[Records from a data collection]

= = = = = = =

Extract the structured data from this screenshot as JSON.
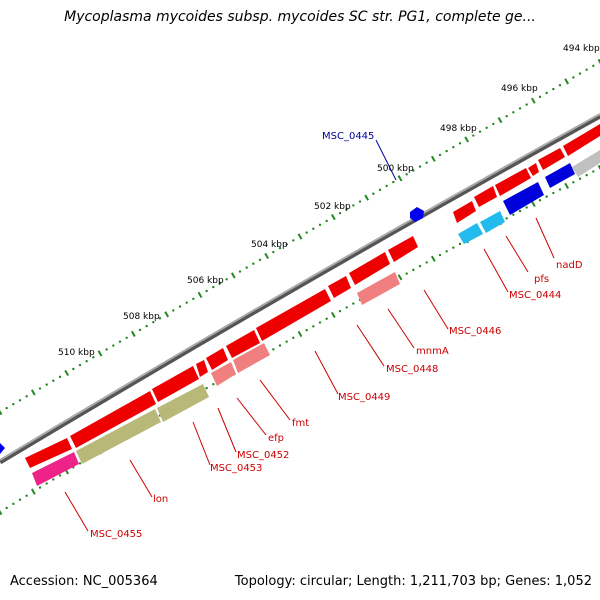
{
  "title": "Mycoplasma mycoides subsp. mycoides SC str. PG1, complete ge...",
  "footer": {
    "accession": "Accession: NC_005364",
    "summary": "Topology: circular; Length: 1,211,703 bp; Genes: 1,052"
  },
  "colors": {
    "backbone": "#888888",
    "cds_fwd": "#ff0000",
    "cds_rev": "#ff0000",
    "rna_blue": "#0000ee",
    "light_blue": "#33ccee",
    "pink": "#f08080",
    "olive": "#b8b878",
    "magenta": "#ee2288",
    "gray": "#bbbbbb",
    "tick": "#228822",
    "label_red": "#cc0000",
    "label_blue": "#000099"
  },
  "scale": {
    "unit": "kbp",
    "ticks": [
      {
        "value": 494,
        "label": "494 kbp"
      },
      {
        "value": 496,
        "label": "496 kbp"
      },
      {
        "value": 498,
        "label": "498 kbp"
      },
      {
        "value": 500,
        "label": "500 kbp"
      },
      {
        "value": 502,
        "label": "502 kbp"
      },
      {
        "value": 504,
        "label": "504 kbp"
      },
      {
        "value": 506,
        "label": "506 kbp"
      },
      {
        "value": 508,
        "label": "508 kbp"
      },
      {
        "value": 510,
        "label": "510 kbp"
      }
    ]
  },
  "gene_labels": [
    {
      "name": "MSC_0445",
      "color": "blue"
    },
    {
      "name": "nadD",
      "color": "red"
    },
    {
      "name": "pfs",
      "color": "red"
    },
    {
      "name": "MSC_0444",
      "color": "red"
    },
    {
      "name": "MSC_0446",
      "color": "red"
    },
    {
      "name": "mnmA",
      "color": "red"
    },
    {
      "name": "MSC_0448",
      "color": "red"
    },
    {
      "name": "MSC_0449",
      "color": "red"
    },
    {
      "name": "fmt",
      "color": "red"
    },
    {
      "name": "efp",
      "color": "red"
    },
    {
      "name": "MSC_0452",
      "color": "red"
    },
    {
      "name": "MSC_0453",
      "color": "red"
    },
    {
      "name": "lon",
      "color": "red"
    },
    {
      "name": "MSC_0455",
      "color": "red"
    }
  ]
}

= = = = = = =

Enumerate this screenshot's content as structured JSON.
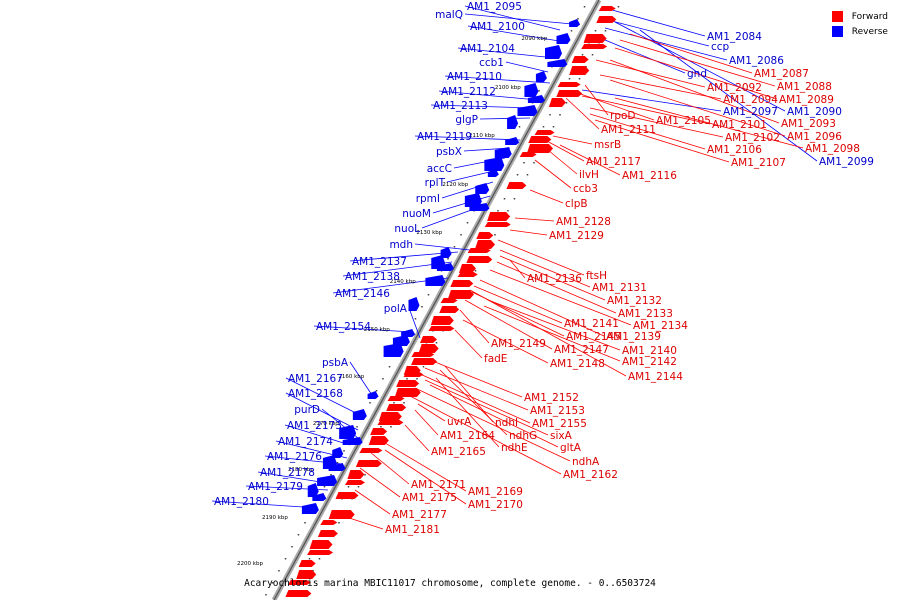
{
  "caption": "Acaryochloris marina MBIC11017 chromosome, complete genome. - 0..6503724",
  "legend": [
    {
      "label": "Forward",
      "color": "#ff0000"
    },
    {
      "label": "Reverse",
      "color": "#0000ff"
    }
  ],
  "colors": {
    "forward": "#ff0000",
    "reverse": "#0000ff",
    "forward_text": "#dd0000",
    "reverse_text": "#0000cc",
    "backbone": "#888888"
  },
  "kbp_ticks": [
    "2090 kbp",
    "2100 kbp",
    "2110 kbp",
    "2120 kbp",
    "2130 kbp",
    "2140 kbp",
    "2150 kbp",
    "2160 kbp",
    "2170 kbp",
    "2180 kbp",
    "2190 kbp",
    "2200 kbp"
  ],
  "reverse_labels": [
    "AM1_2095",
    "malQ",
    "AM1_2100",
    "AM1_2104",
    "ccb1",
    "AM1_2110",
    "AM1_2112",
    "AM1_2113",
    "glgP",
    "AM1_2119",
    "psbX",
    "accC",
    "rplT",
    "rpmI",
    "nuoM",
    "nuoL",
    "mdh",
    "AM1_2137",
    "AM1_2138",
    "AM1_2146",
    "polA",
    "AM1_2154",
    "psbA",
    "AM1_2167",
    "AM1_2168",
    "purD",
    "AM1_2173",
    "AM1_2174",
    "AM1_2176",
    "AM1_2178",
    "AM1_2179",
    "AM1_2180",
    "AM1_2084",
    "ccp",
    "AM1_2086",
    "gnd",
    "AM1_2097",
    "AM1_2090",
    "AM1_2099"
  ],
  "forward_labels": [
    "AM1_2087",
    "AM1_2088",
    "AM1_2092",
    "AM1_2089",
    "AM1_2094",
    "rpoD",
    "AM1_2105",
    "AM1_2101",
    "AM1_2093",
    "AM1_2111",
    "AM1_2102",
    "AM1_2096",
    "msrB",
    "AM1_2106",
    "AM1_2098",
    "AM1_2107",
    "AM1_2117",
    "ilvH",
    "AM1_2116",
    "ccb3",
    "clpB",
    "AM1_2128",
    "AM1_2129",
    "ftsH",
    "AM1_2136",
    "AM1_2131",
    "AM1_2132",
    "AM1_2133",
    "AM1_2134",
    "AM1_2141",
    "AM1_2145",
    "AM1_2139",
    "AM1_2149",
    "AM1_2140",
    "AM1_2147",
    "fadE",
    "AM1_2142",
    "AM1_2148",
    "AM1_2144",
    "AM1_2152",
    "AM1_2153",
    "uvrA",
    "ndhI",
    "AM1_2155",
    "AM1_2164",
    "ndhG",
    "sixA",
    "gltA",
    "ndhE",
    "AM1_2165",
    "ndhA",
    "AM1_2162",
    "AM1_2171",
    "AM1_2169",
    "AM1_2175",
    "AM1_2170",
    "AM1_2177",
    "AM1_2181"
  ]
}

= = = = = = =

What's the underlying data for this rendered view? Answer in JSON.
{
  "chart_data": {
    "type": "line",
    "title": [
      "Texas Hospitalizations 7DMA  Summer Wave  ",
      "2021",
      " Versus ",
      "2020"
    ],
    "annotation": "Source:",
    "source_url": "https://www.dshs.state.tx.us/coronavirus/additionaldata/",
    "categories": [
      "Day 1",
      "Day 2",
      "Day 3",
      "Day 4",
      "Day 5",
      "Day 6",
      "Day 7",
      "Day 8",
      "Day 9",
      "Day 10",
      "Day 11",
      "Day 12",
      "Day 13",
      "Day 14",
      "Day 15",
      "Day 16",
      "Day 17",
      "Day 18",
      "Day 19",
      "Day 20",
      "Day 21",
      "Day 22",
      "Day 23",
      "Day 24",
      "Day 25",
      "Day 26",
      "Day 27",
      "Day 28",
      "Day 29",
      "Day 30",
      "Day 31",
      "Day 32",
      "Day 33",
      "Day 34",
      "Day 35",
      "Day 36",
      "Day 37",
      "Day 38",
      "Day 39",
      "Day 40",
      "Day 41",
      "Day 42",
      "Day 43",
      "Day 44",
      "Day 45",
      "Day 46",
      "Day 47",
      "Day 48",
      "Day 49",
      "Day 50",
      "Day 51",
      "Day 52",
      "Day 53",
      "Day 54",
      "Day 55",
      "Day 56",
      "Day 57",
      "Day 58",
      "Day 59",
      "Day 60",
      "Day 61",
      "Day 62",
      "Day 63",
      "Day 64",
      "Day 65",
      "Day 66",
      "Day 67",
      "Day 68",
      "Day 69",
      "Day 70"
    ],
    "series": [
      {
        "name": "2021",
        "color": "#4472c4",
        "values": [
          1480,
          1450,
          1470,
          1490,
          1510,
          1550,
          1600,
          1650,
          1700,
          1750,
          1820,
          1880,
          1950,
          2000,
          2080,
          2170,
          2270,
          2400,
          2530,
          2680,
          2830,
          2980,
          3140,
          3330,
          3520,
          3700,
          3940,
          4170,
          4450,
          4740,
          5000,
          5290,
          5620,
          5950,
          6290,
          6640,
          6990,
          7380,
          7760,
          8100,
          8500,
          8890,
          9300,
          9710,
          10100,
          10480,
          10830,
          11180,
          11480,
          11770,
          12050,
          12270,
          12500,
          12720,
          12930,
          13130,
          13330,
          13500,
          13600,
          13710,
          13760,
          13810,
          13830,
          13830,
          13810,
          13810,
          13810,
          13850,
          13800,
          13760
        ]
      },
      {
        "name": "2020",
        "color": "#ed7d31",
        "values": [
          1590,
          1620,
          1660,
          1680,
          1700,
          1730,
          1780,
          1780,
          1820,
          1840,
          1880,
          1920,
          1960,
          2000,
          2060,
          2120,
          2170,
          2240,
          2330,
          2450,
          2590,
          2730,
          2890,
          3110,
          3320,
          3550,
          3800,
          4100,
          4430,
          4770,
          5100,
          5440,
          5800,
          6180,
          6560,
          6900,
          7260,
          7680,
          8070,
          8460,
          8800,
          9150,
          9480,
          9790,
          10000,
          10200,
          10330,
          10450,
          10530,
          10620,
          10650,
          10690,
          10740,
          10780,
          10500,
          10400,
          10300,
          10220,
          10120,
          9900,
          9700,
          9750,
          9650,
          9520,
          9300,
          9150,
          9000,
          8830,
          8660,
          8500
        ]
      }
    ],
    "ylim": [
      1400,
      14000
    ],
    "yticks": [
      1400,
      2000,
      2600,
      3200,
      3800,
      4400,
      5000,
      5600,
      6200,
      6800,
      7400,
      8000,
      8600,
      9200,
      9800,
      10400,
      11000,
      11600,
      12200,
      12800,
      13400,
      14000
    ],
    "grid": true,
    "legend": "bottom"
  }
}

= = = = = = =

From the records above, pull out every line containing the word "screenshot".

# Response below:
Extract the structured data from this screenshot as JSON.
Enumerate this screenshot's content as structured JSON.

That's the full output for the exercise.